**WHAT TO PRODUCE**
Reproduce every line in the listing that contains the word "image".

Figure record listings

........

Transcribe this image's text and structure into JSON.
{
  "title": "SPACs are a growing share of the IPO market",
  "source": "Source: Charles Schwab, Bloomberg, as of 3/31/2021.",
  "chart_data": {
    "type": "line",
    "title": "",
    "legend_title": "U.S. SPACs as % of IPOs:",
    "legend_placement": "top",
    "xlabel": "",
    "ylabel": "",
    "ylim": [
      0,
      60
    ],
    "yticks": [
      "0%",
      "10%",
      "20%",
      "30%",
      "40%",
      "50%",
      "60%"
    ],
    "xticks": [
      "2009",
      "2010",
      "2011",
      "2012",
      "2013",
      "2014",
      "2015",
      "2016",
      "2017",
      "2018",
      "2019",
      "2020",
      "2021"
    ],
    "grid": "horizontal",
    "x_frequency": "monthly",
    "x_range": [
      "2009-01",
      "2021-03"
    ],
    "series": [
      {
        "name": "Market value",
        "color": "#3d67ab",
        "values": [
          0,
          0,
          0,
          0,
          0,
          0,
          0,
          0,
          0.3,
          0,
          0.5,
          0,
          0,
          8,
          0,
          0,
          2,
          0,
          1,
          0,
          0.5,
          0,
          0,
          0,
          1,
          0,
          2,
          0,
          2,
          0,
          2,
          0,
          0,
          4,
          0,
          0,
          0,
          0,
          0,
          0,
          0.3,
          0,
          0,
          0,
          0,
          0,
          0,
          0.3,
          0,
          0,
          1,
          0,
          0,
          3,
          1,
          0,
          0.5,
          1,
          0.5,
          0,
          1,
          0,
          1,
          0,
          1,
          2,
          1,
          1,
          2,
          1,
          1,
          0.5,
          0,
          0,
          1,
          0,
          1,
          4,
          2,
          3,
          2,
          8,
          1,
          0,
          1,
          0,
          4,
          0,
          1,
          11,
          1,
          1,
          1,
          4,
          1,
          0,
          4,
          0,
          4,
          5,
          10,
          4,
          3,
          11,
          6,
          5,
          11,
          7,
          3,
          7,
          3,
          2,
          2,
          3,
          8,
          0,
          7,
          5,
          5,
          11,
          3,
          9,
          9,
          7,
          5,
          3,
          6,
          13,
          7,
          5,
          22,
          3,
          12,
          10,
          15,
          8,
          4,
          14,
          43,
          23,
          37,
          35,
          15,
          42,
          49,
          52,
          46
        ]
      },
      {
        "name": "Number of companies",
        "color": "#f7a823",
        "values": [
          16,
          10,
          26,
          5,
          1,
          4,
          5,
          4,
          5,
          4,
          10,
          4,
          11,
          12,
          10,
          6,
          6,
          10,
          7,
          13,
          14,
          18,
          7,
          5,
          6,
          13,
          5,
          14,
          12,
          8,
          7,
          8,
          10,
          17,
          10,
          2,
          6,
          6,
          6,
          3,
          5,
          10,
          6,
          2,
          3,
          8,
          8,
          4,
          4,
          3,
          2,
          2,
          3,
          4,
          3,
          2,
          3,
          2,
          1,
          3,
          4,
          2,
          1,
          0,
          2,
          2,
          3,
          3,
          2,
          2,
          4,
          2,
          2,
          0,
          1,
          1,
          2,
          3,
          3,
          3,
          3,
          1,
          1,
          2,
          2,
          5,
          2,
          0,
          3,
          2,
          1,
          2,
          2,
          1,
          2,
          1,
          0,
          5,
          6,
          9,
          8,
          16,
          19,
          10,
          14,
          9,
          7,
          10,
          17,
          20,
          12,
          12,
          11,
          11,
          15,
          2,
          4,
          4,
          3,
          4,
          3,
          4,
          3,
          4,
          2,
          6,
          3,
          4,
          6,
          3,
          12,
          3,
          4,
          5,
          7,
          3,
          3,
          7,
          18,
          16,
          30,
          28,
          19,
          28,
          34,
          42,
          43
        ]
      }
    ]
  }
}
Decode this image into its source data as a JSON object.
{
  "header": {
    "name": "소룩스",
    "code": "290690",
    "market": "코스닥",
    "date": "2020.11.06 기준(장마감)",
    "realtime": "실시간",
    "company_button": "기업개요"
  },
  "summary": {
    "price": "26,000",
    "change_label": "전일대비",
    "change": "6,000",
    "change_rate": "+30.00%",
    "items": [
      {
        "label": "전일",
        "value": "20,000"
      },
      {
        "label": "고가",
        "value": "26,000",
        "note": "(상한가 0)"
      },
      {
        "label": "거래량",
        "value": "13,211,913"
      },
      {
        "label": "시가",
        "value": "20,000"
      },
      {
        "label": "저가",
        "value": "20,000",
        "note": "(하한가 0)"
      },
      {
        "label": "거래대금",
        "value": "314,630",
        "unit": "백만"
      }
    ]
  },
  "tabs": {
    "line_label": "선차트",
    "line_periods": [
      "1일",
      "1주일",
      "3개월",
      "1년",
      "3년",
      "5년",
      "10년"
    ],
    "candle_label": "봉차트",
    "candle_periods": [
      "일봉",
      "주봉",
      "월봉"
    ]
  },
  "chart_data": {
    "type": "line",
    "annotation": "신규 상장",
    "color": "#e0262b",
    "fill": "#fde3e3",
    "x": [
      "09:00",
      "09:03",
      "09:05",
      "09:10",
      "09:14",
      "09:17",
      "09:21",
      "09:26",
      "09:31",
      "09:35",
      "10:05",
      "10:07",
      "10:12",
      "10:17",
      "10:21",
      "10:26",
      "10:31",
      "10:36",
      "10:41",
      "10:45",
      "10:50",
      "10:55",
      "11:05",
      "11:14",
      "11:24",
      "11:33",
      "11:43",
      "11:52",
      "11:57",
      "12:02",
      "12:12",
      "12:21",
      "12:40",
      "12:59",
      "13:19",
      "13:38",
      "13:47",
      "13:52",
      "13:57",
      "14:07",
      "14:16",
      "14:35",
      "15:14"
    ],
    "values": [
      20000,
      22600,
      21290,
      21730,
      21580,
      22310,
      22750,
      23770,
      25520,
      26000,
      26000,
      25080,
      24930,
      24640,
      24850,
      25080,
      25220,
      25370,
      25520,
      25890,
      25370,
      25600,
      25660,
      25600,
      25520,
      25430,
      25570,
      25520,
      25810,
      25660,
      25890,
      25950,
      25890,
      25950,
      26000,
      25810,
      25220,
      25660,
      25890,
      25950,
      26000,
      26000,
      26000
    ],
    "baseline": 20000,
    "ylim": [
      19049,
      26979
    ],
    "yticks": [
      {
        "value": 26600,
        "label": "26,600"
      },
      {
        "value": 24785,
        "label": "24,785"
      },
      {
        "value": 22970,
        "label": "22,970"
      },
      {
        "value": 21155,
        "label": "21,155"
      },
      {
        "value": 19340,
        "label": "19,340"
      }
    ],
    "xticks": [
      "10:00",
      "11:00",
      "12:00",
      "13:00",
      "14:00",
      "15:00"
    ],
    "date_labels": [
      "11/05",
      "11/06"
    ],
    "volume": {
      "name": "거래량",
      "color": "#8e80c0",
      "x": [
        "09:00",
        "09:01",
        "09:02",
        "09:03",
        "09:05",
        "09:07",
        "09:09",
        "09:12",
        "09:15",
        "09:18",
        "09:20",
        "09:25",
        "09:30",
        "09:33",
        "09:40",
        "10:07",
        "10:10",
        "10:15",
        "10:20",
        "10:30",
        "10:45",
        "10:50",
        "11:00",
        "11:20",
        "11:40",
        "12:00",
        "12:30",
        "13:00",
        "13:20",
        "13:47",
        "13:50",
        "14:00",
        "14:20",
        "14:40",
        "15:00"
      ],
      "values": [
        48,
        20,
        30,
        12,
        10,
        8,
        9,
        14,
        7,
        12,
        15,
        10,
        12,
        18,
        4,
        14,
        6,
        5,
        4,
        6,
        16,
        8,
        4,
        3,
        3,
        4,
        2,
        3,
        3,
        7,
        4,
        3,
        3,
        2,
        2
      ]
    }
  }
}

........

**SOLUTION TO THIS EXERCISE**
Transcribe this image's text and structure into JSON.
Decode this image into its source data as a JSON object.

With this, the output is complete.